§ **TASK TO COMPLETE**:
Go through the listing and copy every line word for word.

§ **STORED RECORDS**:
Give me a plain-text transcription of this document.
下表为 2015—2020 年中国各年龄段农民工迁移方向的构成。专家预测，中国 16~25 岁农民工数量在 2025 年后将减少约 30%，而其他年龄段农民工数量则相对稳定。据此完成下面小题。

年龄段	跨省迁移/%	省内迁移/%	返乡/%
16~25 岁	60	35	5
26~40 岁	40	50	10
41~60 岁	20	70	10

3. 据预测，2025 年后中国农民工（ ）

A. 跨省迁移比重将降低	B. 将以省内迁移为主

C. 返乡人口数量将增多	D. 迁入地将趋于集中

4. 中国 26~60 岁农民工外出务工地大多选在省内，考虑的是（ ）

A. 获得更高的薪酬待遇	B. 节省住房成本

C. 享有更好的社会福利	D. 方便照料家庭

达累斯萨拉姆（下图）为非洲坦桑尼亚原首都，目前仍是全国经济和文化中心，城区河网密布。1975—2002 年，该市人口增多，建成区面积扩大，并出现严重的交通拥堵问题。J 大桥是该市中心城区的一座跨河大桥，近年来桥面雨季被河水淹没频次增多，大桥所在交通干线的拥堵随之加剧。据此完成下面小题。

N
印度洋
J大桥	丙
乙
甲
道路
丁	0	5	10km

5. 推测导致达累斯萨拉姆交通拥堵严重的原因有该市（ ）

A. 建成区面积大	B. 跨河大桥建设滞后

§ **WRITTEN RESPONSE**:
Give me a plain-text transcription of this document.
下表为 2015—2020 年中国各年龄段农民工迁移方向的构成。专家预测，中国 16~25 岁农民工数量在 2025 年后将减少约 30%，而其他年龄段农民工数量则相对稳定。据此完成下面小题。

年龄段	跨省迁移/%	省内迁移/%	返乡/%
16~25 岁	60	35	5
26~40 岁	40	50	10
41~60 岁	20	70	10

3. 据预测，2025 年后中国农民工（ ）

A. 跨省迁移比重将降低	B. 将以省内迁移为主

C. 返乡人口数量将增多	D. 迁入地将趋于集中

4. 中国 26~60 岁农民工外出务工地大多选在省内，考虑的是（ ）

A. 获得更高的薪酬待遇	B. 节省住房成本

C. 享有更好的社会福利	D. 方便照料家庭

达累斯萨拉姆（下图）为非洲坦桑尼亚原首都，目前仍是全国经济和文化中心，城区河网密布。1975—2002 年，该市人口增多，建成区面积扩大，并出现严重的交通拥堵问题。J 大桥是该市中心城区的一座跨河大桥，近年来桥面雨季被河水淹没频次增多，大桥所在交通干线的拥堵随之加剧。据此完成下面小题。

N
印度洋
J大桥	丙
乙
甲
道路
丁	0	5	10km

5. 推测导致达累斯萨拉姆交通拥堵严重的原因有该市（ ）

A. 建成区面积大	B. 跨河大桥建设滞后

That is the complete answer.